### What you will do
Locate the string "laid" throughout the material and copy every line in which it occurs.

+ + + + + + +

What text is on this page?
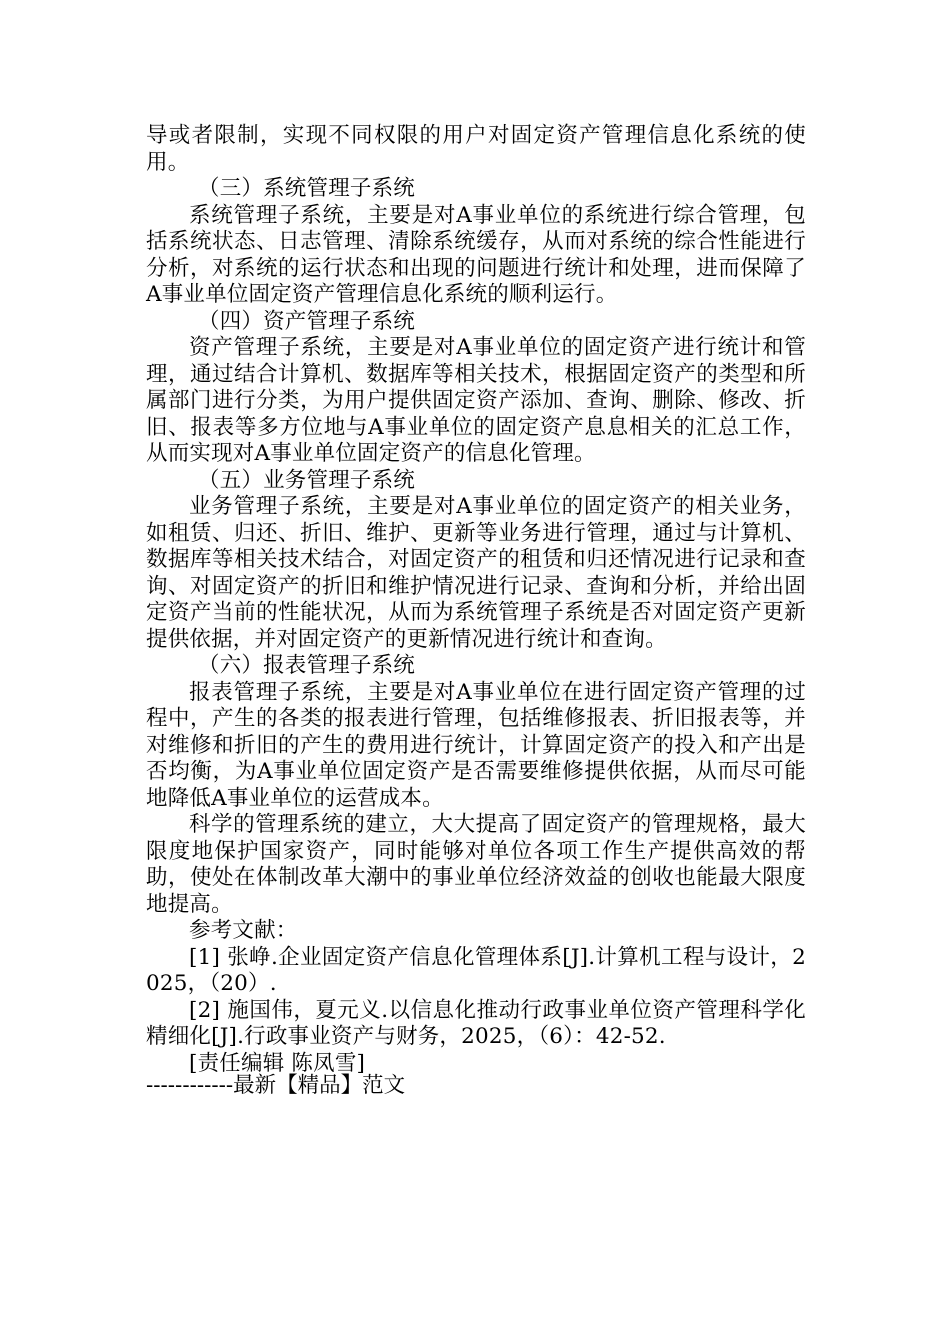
导或者限制，实现不同权限的用户对固定资产管理信息化系统的使用。

（三）系统管理子系统

系统管理子系统，主要是对A事业单位的系统进行综合管理，包括系统状态、日志管理、清除系统缓存，从而对系统的综合性能进行分析，对系统的运行状态和出现的问题进行统计和处理，进而保障了A事业单位固定资产管理信息化系统的顺利运行。

（四）资产管理子系统

资产管理子系统，主要是对A事业单位的固定资产进行统计和管理，通过结合计算机、数据库等相关技术，根据固定资产的类型和所属部门进行分类，为用户提供固定资产添加、查询、删除、修改、折旧、报表等多方位地与A事业单位的固定资产息息相关的汇总工作，从而实现对A事业单位固定资产的信息化管理。

（五）业务管理子系统

业务管理子系统，主要是对A事业单位的固定资产的相关业务，如租赁、归还、折旧、维护、更新等业务进行管理，通过与计算机、数据库等相关技术结合，对固定资产的租赁和归还情况进行记录和查询、对固定资产的折旧和维护情况进行记录、查询和分析，并给出固定资产当前的性能状况，从而为系统管理子系统是否对固定资产更新提供依据，并对固定资产的更新情况进行统计和查询。

（六）报表管理子系统

报表管理子系统，主要是对A事业单位在进行固定资产管理的过程中，产生的各类的报表进行管理，包括维修报表、折旧报表等，并对维修和折旧的产生的费用进行统计，计算固定资产的投入和产出是否均衡，为A事业单位固定资产是否需要维修提供依据，从而尽可能地降低A事业单位的运营成本。

科学的管理系统的建立，大大提高了固定资产的管理规格，最大限度地保护国家资产，同时能够对单位各项工作生产提供高效的帮助，使处在体制改革大潮中的事业单位经济效益的创收也能最大限度地提高。

参考文献：

[1] 张峥.企业固定资产信息化管理体系[J].计算机工程与设计，2025，（20）.

[2] 施国伟，夏元义.以信息化推动行政事业单位资产管理科学化精细化[J].行政事业资产与财务，2025，（6）：42-52.

[责任编辑 陈凤雪]

------------最新【精品】范文
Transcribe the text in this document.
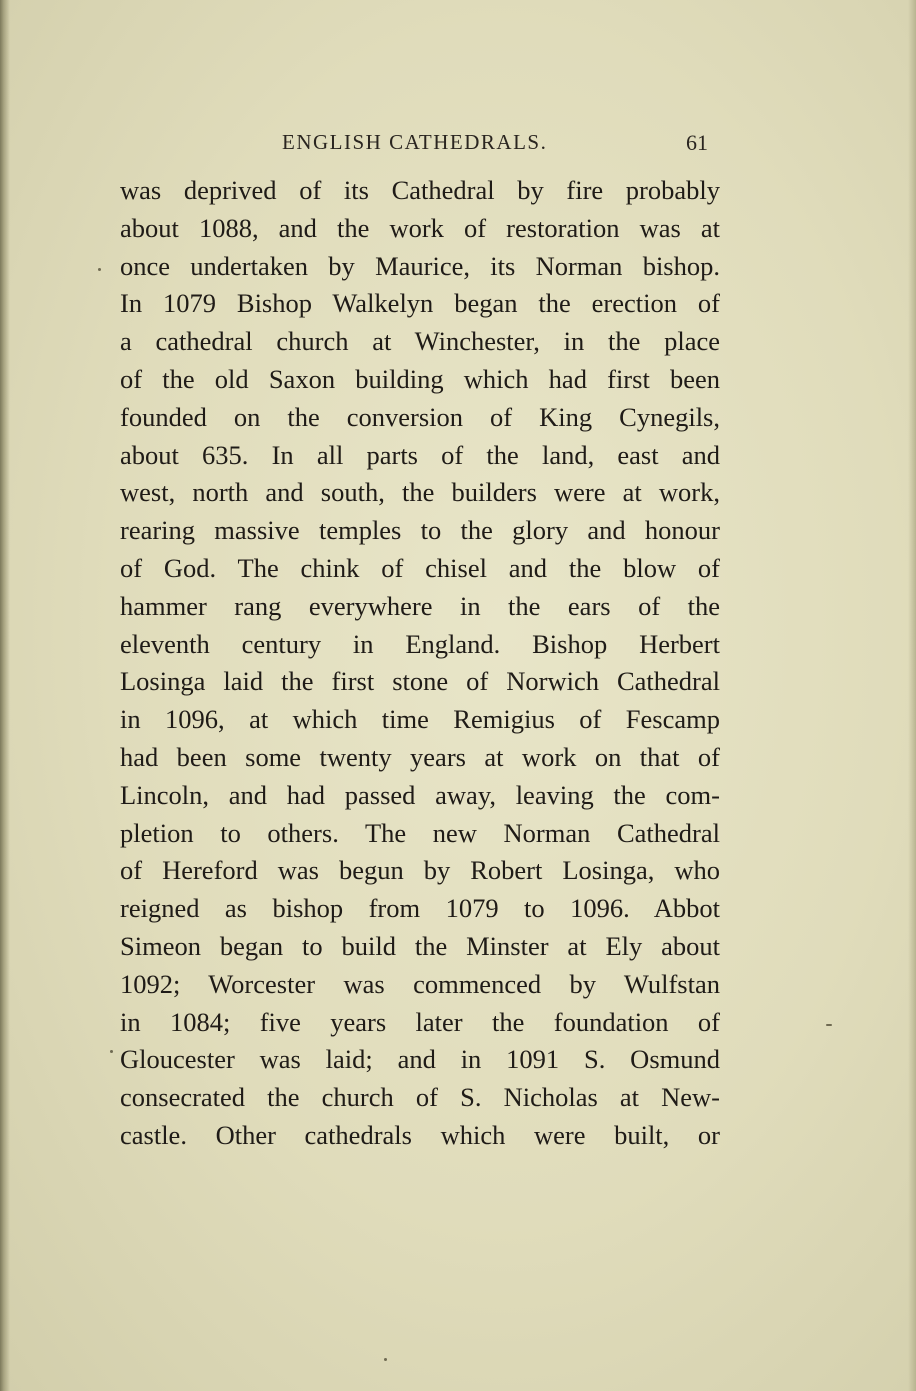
ENGLISH CATHEDRALS.	61
was deprived of its Cathedral by fire probably
about 1088, and the work of restoration was at
once undertaken by Maurice, its Norman bishop.
In 1079 Bishop Walkelyn began the erection of
a cathedral church at Winchester, in the place
of the old Saxon building which had first been
founded on the conversion of King Cynegils,
about 635. In all parts of the land, east and
west, north and south, the builders were at work,
rearing massive temples to the glory and honour
of God. The chink of chisel and the blow of
hammer rang everywhere in the ears of the
eleventh century in England. Bishop Herbert
Losinga laid the first stone of Norwich Cathedral
in 1096, at which time Remigius of Fescamp
had been some twenty years at work on that of
Lincoln, and had passed away, leaving the com-
pletion to others. The new Norman Cathedral
of Hereford was begun by Robert Losinga, who
reigned as bishop from 1079 to 1096. Abbot
Simeon began to build the Minster at Ely about
1092; Worcester was commenced by Wulfstan
in 1084; five years later the foundation of
Gloucester was laid; and in 1091 S. Osmund
consecrated the church of S. Nicholas at New-
castle. Other cathedrals which were built, or
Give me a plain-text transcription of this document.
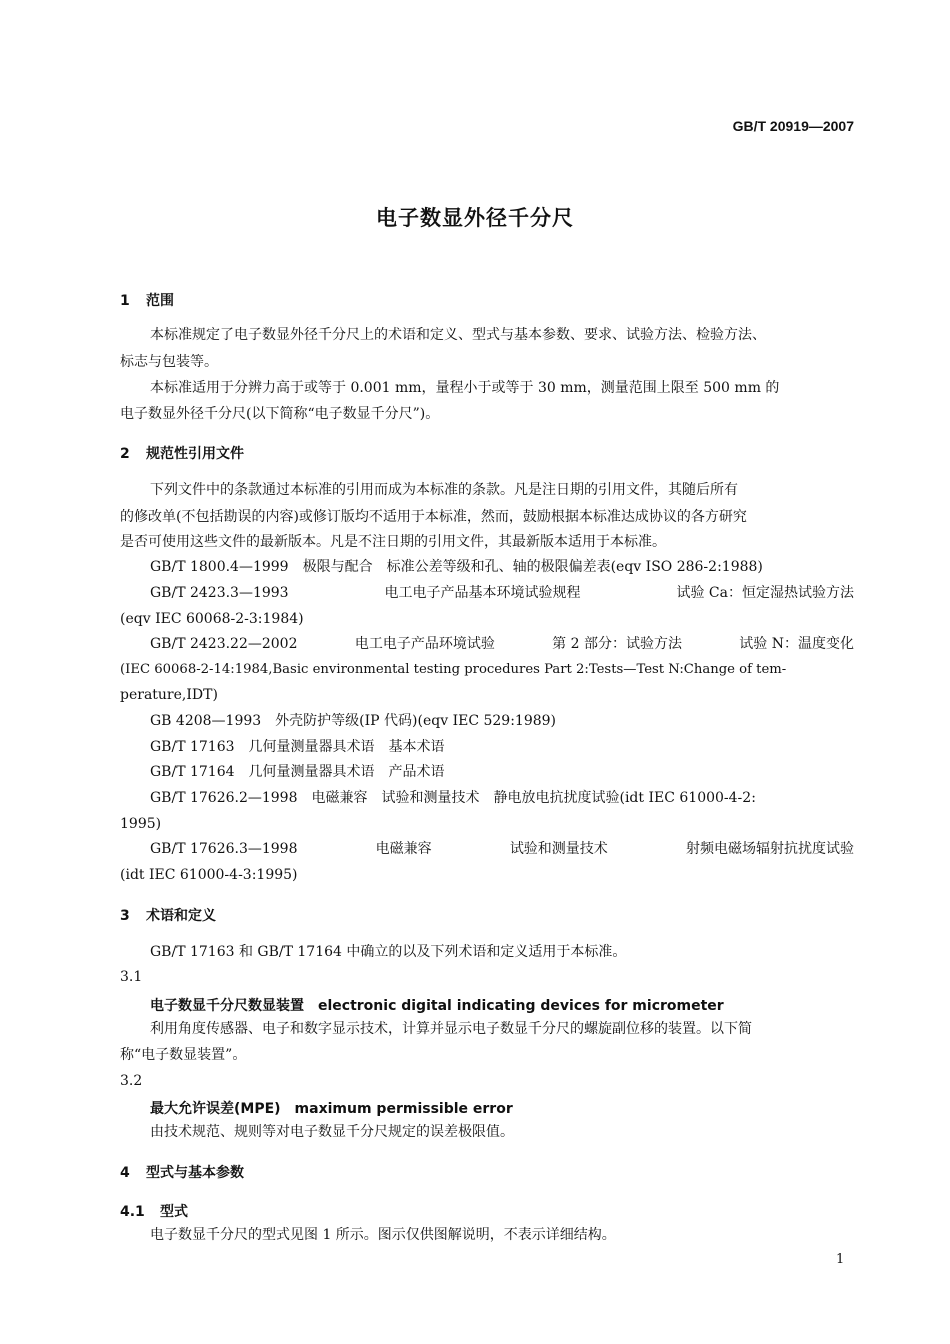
GB/T 20919—2007
电子数显外径千分尺
1 范围
本标准规定了电子数显外径千分尺上的术语和定义、型式与基本参数、要求、试验方法、检验方法、
标志与包装等。
本标准适用于分辨力高于或等于 0.001 mm，量程小于或等于 30 mm，测量范围上限至 500 mm 的
电子数显外径千分尺(以下简称“电子数显千分尺”)。
2 规范性引用文件
下列文件中的条款通过本标准的引用而成为本标准的条款。凡是注日期的引用文件，其随后所有
的修改单(不包括勘误的内容)或修订版均不适用于本标准，然而，鼓励根据本标准达成协议的各方研究
是否可使用这些文件的最新版本。凡是不注日期的引用文件，其最新版本适用于本标准。
GB/T 1800.4—1999　极限与配合　标准公差等级和孔、轴的极限偏差表(eqv ISO 286-2:1988)
GB/T 2423.3—1993	电工电子产品基本环境试验规程	试验 Ca：恒定湿热试验方法
(eqv IEC 60068-2-3:1984)
GB/T 2423.22—2002	电工电子产品环境试验	第 2 部分：试验方法	试验 N：温度变化
(IEC 60068-2-14:1984,Basic environmental testing procedures Part 2:Tests—Test N:Change of tem-
perature,IDT)
GB 4208—1993　外壳防护等级(IP 代码)(eqv IEC 529:1989)
GB/T 17163　几何量测量器具术语　基本术语
GB/T 17164　几何量测量器具术语　产品术语
GB/T 17626.2—1998　电磁兼容　试验和测量技术　静电放电抗扰度试验(idt IEC 61000-4-2:
1995)
GB/T 17626.3—1998	电磁兼容	试验和测量技术	射频电磁场辐射抗扰度试验
(idt IEC 61000-4-3:1995)
3 术语和定义
GB/T 17163 和 GB/T 17164 中确立的以及下列术语和定义适用于本标准。
3.1
电子数显千分尺数显装置　electronic digital indicating devices for micrometer
利用角度传感器、电子和数字显示技术，计算并显示电子数显千分尺的螺旋副位移的装置。以下简
称“电子数显装置”。
3.2
最大允许误差(MPE)　maximum permissible error
由技术规范、规则等对电子数显千分尺规定的误差极限值。
4 型式与基本参数
4.1 型式
电子数显千分尺的型式见图 1 所示。图示仅供图解说明，不表示详细结构。
1
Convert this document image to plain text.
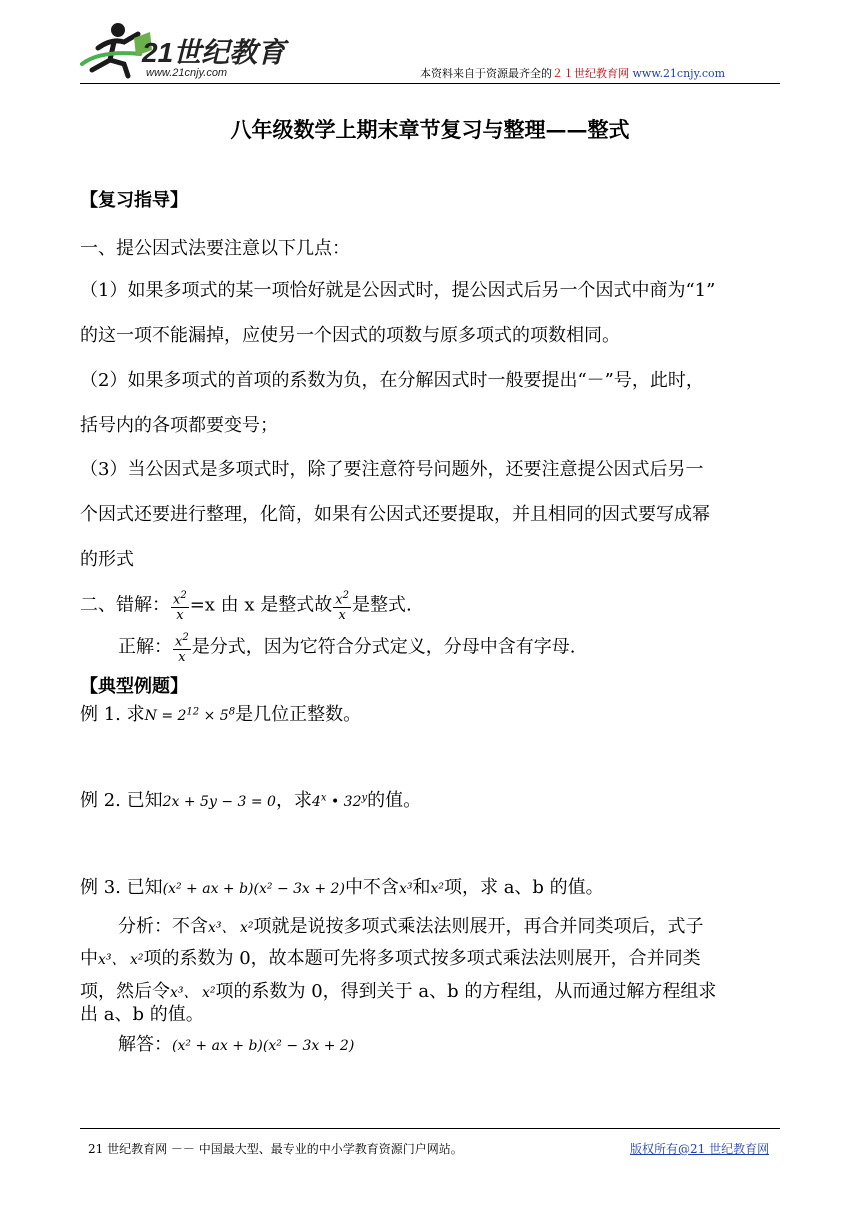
21世纪教育
www.21cnjy.com	本资料来自于资源最齐全的２１世纪教育网 www.21cnjy.com
八年级数学上期末章节复习与整理——整式
【复习指导】
一、提公因式法要注意以下几点：
（1）如果多项式的某一项恰好就是公因式时，提公因式后另一个因式中商为“1”
的这一项不能漏掉，应使另一个因式的项数与原多项式的项数相同。
（2）如果多项式的首项的系数为负，在分解因式时一般要提出“－”号，此时，
括号内的各项都要变号；
（3）当公因式是多项式时，除了要注意符号问题外，还要注意提公因式后另一
个因式还要进行整理，化简，如果有公因式还要提取，并且相同的因式要写成幂
的形式
二、错解： $\frac{x^2}{x} =x$ 由 x 是整式故 $\frac{x^2}{x}$ 是整式.
正解： $\frac{x^2}{x}$ 是分式，因为它符合分式定义，分母中含有字母.
【典型例题】
例 1. 求$N = 2^{12} \times 5^8$是几位正整数。
例 2. 已知2x + 5y − 3 = 0，求4$^x$ • 32$^y$的值。
例 3. 已知(x² + ax + b)(x² − 3x + 2)中不含x³和x²项，求 a、b 的值。
分析：不含x³、 x²项就是说按多项式乘法法则展开，再合并同类项后，式子
中x³、 x²项的系数为 0，故本题可先将多项式按多项式乘法法则展开，合并同类
项，然后令x³、 x²项的系数为 0，得到关于 a、b 的方程组，从而通过解方程组求
出 a、b 的值。
解答：(x² + ax + b)(x² − 3x + 2)
21 世纪教育网 －－ 中国最大型、最专业的中小学教育资源门户网站。	版权所有@21 世纪教育网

+ + + + + + +

### Written reply
Losinga laid the first stone of Norwich Cathedral
Gloucester was laid; and in 1091 S. Osmund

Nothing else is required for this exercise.